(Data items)
————————
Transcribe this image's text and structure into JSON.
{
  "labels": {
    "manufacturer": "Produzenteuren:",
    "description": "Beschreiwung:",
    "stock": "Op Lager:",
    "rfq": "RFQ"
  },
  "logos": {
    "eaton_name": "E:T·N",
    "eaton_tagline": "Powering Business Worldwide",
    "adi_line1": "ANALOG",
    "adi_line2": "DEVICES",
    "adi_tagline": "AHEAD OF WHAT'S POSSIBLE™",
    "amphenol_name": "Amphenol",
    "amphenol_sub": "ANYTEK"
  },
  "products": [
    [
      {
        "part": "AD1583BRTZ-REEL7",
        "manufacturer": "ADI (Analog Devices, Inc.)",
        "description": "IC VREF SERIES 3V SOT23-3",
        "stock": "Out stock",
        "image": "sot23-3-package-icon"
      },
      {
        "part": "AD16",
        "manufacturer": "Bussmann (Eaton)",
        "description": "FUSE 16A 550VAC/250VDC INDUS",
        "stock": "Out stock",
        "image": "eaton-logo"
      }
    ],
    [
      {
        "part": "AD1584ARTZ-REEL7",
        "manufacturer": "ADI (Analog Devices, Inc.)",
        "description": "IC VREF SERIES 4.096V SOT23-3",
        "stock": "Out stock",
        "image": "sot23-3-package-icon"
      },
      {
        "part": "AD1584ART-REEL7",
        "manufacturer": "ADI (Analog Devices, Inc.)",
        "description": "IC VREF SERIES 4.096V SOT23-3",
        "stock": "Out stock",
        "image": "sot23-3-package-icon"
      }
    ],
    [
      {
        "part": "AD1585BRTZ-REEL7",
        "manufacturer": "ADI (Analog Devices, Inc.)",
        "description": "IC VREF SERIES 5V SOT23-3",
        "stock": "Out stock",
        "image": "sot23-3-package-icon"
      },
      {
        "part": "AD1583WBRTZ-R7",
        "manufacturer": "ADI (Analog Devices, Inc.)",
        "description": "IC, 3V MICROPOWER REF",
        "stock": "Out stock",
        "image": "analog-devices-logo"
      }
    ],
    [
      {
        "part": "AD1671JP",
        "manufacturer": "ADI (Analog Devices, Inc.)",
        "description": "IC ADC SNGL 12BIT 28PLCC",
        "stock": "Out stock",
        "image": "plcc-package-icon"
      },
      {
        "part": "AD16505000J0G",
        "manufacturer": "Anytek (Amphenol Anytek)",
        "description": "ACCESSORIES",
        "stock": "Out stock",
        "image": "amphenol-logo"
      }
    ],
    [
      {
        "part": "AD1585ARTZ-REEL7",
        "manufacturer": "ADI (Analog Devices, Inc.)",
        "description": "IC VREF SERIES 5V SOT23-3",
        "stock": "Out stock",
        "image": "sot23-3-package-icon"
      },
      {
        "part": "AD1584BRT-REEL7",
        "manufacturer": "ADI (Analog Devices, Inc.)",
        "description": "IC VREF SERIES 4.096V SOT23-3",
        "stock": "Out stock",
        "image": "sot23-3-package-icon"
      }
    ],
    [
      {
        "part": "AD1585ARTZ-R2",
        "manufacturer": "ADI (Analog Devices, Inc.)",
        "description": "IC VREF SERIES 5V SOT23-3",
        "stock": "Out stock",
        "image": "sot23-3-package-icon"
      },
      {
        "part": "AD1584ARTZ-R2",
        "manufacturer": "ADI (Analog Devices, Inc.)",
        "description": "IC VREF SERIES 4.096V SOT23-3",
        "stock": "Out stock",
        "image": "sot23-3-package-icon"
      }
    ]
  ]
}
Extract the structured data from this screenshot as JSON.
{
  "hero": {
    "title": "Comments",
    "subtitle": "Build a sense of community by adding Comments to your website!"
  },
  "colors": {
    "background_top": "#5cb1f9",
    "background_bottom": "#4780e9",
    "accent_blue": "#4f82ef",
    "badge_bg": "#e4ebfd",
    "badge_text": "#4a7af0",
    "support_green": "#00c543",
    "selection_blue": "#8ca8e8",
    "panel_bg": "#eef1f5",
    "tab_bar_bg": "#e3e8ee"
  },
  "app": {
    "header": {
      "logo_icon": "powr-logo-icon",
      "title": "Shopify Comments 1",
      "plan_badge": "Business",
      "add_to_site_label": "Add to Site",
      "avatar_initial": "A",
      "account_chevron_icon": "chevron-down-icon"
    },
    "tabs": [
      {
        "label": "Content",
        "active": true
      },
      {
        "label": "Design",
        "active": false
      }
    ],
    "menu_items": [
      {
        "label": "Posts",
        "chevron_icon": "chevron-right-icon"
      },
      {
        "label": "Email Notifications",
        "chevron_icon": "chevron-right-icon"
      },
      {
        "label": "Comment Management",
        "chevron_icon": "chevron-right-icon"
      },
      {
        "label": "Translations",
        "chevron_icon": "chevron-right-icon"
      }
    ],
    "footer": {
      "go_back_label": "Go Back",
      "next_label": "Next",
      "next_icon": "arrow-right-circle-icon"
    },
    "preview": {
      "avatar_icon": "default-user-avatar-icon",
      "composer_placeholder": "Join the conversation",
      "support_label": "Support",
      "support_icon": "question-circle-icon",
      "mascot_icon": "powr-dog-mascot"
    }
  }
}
————————
*Given instruction:*
Using the data above, reproduce every line exactly.

*Written solution:*
Transcribe this image's text and structure into JSON.
{
  "labels": {
    "manufacturer": "Produzenteuren:",
    "description": "Beschreiwung:",
    "stock": "Op Lager:",
    "rfq": "RFQ"
  },
  "logos": {
    "eaton_name": "E:T·N",
    "eaton_tagline": "Powering Business Worldwide",
    "adi_line1": "ANALOG",
    "adi_line2": "DEVICES",
    "adi_tagline": "AHEAD OF WHAT'S POSSIBLE™",
    "amphenol_name": "Amphenol",
    "amphenol_sub": "ANYTEK"
  },
  "products": [
    [
      {
        "part": "AD1583BRTZ-REEL7",
        "manufacturer": "ADI (Analog Devices, Inc.)",
        "description": "IC VREF SERIES 3V SOT23-3",
        "stock": "Out stock",
        "image": "sot23-3-package-icon"
      },
      {
        "part": "AD16",
        "manufacturer": "Bussmann (Eaton)",
        "description": "FUSE 16A 550VAC/250VDC INDUS",
        "stock": "Out stock",
        "image": "eaton-logo"
      }
    ],
    [
      {
        "part": "AD1584ARTZ-REEL7",
        "manufacturer": "ADI (Analog Devices, Inc.)",
        "description": "IC VREF SERIES 4.096V SOT23-3",
        "stock": "Out stock",
        "image": "sot23-3-package-icon"
      },
      {
        "part": "AD1584ART-REEL7",
        "manufacturer": "ADI (Analog Devices, Inc.)",
        "description": "IC VREF SERIES 4.096V SOT23-3",
        "stock": "Out stock",
        "image": "sot23-3-package-icon"
      }
    ],
    [
      {
        "part": "AD1585BRTZ-REEL7",
        "manufacturer": "ADI (Analog Devices, Inc.)",
        "description": "IC VREF SERIES 5V SOT23-3",
        "stock": "Out stock",
        "image": "sot23-3-package-icon"
      },
      {
        "part": "AD1583WBRTZ-R7",
        "manufacturer": "ADI (Analog Devices, Inc.)",
        "description": "IC, 3V MICROPOWER REF",
        "stock": "Out stock",
        "image": "analog-devices-logo"
      }
    ],
    [
      {
        "part": "AD1671JP",
        "manufacturer": "ADI (Analog Devices, Inc.)",
        "description": "IC ADC SNGL 12BIT 28PLCC",
        "stock": "Out stock",
        "image": "plcc-package-icon"
      },
      {
        "part": "AD16505000J0G",
        "manufacturer": "Anytek (Amphenol Anytek)",
        "description": "ACCESSORIES",
        "stock": "Out stock",
        "image": "amphenol-logo"
      }
    ],
    [
      {
        "part": "AD1585ARTZ-REEL7",
        "manufacturer": "ADI (Analog Devices, Inc.)",
        "description": "IC VREF SERIES 5V SOT23-3",
        "stock": "Out stock",
        "image": "sot23-3-package-icon"
      },
      {
        "part": "AD1584BRT-REEL7",
        "manufacturer": "ADI (Analog Devices, Inc.)",
        "description": "IC VREF SERIES 4.096V SOT23-3",
        "stock": "Out stock",
        "image": "sot23-3-package-icon"
      }
    ],
    [
      {
        "part": "AD1585ARTZ-R2",
        "manufacturer": "ADI (Analog Devices, Inc.)",
        "description": "IC VREF SERIES 5V SOT23-3",
        "stock": "Out stock",
        "image": "sot23-3-package-icon"
      },
      {
        "part": "AD1584ARTZ-R2",
        "manufacturer": "ADI (Analog Devices, Inc.)",
        "description": "IC VREF SERIES 4.096V SOT23-3",
        "stock": "Out stock",
        "image": "sot23-3-package-icon"
      }
    ]
  ]
}
Extract the structured data from this screenshot as JSON.
{
  "hero": {
    "title": "Comments",
    "subtitle": "Build a sense of community by adding Comments to your website!"
  },
  "colors": {
    "background_top": "#5cb1f9",
    "background_bottom": "#4780e9",
    "accent_blue": "#4f82ef",
    "badge_bg": "#e4ebfd",
    "badge_text": "#4a7af0",
    "support_green": "#00c543",
    "selection_blue": "#8ca8e8",
    "panel_bg": "#eef1f5",
    "tab_bar_bg": "#e3e8ee"
  },
  "app": {
    "header": {
      "logo_icon": "powr-logo-icon",
      "title": "Shopify Comments 1",
      "plan_badge": "Business",
      "add_to_site_label": "Add to Site",
      "avatar_initial": "A",
      "account_chevron_icon": "chevron-down-icon"
    },
    "tabs": [
      {
        "label": "Content",
        "active": true
      },
      {
        "label": "Design",
        "active": false
      }
    ],
    "menu_items": [
      {
        "label": "Posts",
        "chevron_icon": "chevron-right-icon"
      },
      {
        "label": "Email Notifications",
        "chevron_icon": "chevron-right-icon"
      },
      {
        "label": "Comment Management",
        "chevron_icon": "chevron-right-icon"
      },
      {
        "label": "Translations",
        "chevron_icon": "chevron-right-icon"
      }
    ],
    "footer": {
      "go_back_label": "Go Back",
      "next_label": "Next",
      "next_icon": "arrow-right-circle-icon"
    },
    "preview": {
      "avatar_icon": "default-user-avatar-icon",
      "composer_placeholder": "Join the conversation",
      "support_label": "Support",
      "support_icon": "question-circle-icon",
      "mascot_icon": "powr-dog-mascot"
    }
  }
}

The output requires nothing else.